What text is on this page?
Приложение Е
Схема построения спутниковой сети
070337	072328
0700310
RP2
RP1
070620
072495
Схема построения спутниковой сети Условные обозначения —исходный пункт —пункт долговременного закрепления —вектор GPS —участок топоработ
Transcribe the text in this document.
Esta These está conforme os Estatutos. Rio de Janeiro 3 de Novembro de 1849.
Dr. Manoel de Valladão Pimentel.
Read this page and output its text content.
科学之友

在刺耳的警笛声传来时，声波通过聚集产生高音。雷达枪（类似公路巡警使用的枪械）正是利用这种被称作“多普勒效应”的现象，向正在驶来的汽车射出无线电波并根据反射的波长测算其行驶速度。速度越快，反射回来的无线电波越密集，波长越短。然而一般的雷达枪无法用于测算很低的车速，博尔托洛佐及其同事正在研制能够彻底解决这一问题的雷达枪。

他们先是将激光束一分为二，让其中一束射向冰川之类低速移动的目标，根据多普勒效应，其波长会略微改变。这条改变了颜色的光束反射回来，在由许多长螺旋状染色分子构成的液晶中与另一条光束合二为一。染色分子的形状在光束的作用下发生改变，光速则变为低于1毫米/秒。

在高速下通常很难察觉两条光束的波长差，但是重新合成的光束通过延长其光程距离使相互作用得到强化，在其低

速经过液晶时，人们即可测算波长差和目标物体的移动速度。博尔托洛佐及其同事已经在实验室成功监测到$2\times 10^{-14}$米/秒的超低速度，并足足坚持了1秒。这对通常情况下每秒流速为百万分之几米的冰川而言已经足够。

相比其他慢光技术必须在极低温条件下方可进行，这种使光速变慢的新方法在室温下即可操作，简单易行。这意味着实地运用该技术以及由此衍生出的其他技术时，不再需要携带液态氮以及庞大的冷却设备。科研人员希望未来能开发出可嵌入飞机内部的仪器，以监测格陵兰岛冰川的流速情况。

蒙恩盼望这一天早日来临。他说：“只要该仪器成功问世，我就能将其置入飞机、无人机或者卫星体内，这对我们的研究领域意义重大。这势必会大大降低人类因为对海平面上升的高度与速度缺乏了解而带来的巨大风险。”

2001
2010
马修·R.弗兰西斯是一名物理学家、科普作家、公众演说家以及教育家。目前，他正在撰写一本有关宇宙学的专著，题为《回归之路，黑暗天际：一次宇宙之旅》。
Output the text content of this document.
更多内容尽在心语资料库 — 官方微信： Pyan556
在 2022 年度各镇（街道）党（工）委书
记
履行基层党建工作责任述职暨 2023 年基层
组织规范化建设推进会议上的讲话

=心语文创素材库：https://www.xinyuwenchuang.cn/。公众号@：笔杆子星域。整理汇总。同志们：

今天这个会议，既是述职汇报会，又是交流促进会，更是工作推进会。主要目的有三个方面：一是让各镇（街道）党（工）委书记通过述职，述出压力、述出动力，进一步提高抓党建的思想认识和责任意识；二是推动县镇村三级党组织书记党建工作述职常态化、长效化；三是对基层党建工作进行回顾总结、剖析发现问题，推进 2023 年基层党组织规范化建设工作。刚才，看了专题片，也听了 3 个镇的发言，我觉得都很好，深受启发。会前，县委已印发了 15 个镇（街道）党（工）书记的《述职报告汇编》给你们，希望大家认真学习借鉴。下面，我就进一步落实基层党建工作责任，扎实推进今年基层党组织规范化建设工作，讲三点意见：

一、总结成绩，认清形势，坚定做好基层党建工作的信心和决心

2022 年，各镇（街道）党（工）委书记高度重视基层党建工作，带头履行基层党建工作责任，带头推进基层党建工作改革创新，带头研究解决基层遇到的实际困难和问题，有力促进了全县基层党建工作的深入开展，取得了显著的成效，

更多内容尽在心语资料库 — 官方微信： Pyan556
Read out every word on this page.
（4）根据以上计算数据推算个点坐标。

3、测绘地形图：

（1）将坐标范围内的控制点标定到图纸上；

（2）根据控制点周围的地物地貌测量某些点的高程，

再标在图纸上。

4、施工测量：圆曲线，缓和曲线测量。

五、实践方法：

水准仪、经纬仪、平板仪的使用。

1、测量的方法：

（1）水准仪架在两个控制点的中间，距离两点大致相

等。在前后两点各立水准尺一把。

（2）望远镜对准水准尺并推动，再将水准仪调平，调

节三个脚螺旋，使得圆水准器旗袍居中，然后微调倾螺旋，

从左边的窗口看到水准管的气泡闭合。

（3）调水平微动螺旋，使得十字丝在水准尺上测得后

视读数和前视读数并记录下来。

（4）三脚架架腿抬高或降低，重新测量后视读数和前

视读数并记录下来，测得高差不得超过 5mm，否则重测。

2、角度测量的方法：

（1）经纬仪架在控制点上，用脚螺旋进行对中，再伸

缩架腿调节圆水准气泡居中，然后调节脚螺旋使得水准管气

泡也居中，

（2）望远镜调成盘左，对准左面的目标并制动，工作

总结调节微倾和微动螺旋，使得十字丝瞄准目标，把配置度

_Stated problem_.
Track down every line with the word "Read" and copy it.

_Task output_.
Read this page and output its text content.
Read out every word on this page.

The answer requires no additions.